What is needed
Report all lines from the entries below in which "getBean" appears.

Input rows
********

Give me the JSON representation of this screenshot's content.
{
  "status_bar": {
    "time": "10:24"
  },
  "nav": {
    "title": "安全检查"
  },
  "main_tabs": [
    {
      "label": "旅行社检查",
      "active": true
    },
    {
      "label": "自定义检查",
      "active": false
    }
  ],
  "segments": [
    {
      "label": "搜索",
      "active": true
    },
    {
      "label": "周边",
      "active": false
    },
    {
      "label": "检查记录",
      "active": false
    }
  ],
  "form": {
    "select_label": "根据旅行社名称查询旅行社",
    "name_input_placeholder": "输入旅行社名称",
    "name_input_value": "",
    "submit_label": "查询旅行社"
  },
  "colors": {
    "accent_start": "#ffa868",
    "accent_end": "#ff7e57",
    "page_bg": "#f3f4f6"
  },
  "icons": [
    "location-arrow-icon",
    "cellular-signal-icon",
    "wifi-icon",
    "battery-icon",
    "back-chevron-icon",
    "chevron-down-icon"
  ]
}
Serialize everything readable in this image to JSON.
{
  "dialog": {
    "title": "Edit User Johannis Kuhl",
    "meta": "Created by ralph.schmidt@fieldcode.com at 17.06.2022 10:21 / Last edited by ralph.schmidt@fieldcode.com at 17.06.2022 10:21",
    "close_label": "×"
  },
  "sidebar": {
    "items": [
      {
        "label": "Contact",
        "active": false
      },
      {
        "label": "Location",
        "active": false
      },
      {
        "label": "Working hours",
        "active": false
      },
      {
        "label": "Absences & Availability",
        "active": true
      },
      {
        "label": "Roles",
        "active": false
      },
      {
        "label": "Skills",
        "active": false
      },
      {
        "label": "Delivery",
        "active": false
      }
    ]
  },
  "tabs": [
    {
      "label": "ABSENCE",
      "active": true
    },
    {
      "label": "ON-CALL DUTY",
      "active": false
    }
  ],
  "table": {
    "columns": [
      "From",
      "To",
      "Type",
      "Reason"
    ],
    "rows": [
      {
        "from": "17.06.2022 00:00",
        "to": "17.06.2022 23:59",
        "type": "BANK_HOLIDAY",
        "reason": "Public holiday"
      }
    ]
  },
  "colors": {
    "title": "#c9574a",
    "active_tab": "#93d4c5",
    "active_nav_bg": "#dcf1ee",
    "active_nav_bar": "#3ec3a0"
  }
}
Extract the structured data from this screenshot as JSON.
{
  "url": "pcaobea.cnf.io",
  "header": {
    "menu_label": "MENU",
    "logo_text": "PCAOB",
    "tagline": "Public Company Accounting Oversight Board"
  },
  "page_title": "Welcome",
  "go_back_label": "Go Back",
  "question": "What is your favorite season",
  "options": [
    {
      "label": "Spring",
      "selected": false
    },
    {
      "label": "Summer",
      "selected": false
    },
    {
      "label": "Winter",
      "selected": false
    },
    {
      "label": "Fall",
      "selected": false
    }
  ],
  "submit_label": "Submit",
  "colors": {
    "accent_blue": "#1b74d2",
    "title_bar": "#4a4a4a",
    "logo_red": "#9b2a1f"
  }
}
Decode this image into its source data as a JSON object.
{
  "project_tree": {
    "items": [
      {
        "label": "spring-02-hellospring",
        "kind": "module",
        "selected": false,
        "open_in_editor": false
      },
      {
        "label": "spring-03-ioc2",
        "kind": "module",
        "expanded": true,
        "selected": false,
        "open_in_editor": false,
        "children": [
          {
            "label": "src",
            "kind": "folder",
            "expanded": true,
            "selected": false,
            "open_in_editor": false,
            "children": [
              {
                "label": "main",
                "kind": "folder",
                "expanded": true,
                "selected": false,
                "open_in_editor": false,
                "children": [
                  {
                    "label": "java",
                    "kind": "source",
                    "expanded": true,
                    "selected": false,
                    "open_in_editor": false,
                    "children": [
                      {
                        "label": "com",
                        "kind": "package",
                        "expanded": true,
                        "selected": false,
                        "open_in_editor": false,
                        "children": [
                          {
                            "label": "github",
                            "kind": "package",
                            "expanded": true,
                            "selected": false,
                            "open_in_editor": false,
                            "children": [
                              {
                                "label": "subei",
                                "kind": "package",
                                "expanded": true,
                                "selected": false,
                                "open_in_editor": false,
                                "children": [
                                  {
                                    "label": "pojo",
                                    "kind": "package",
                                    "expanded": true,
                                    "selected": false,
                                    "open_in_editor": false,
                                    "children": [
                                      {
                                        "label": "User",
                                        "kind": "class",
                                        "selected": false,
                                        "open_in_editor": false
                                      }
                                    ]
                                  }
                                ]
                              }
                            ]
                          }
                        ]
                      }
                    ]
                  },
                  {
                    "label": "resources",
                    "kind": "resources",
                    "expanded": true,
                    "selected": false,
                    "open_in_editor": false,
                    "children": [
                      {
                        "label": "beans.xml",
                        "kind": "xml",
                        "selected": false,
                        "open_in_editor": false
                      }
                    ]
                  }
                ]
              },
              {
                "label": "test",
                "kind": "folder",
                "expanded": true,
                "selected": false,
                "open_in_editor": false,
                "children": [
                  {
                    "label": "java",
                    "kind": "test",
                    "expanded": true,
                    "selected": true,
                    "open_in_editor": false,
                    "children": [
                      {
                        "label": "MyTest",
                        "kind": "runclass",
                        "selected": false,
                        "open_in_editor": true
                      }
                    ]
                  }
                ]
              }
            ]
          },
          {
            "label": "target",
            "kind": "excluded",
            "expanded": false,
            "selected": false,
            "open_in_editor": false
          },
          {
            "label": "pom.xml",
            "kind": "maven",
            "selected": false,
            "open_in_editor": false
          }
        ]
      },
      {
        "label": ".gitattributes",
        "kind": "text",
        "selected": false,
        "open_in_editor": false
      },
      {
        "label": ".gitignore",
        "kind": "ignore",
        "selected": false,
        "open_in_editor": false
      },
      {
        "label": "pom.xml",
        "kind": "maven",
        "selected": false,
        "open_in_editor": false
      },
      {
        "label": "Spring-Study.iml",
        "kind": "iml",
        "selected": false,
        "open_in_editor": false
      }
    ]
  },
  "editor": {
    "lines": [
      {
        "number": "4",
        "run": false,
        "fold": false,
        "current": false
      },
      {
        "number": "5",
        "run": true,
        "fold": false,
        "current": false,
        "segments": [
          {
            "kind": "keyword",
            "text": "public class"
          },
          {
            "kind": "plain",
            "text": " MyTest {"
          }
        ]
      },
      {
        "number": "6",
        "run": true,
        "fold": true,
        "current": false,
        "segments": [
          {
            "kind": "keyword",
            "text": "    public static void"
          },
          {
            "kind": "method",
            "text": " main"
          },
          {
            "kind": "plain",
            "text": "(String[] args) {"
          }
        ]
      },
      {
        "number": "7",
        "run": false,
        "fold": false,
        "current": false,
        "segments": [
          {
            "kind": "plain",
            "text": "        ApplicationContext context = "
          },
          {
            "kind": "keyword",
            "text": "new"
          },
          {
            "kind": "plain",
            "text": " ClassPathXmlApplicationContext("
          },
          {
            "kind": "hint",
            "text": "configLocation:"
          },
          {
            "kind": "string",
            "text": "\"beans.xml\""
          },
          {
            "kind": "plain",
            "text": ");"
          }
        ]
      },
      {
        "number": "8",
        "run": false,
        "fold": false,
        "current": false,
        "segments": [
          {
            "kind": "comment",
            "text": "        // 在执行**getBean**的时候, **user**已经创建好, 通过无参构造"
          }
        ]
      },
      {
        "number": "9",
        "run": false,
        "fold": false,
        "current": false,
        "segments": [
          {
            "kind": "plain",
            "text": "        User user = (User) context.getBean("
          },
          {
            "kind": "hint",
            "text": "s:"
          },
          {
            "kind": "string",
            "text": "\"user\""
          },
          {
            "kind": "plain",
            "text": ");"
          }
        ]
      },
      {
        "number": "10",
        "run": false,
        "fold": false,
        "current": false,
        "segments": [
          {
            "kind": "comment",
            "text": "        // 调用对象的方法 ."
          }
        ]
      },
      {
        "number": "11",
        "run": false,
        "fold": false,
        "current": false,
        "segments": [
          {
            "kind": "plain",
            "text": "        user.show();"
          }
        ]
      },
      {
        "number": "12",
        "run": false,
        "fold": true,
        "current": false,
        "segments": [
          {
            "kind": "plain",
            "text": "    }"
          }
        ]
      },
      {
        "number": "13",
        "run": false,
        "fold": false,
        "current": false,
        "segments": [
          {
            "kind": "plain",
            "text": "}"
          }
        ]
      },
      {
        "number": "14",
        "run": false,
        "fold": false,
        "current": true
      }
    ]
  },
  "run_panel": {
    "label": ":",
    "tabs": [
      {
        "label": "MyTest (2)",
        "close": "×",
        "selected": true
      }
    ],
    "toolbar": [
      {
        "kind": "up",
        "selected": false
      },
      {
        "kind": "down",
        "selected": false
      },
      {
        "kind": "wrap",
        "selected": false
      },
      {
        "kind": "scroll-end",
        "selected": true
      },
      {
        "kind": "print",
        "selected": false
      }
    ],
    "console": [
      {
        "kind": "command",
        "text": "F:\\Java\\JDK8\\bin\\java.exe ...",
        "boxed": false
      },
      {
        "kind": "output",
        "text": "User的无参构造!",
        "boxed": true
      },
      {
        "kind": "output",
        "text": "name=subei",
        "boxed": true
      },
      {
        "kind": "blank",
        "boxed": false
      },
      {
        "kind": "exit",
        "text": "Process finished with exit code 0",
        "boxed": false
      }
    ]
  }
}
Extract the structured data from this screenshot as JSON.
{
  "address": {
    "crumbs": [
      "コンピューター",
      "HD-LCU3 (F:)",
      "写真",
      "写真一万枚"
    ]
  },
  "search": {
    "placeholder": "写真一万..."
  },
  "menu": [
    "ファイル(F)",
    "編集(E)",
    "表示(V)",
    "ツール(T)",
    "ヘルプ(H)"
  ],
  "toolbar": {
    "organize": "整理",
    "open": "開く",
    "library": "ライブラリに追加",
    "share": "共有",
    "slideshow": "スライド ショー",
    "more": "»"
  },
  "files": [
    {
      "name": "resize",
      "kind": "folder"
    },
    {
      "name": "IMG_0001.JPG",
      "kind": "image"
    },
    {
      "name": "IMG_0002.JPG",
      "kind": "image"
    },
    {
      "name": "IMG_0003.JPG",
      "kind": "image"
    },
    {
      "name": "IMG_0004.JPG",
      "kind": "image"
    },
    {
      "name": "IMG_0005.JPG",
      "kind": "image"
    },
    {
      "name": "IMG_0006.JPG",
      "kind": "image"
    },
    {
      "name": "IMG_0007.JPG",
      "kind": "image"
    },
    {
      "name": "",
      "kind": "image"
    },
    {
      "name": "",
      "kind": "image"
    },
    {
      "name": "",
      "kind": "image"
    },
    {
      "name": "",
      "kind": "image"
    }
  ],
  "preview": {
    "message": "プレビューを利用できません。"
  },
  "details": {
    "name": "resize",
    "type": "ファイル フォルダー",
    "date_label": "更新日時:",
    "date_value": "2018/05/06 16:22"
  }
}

********

Solution for this task
            "text": "        // 在执行**getBean**的时候, **user**已经创建好, 通过无参构造"
            "text": "        User user = (User) context.getBean("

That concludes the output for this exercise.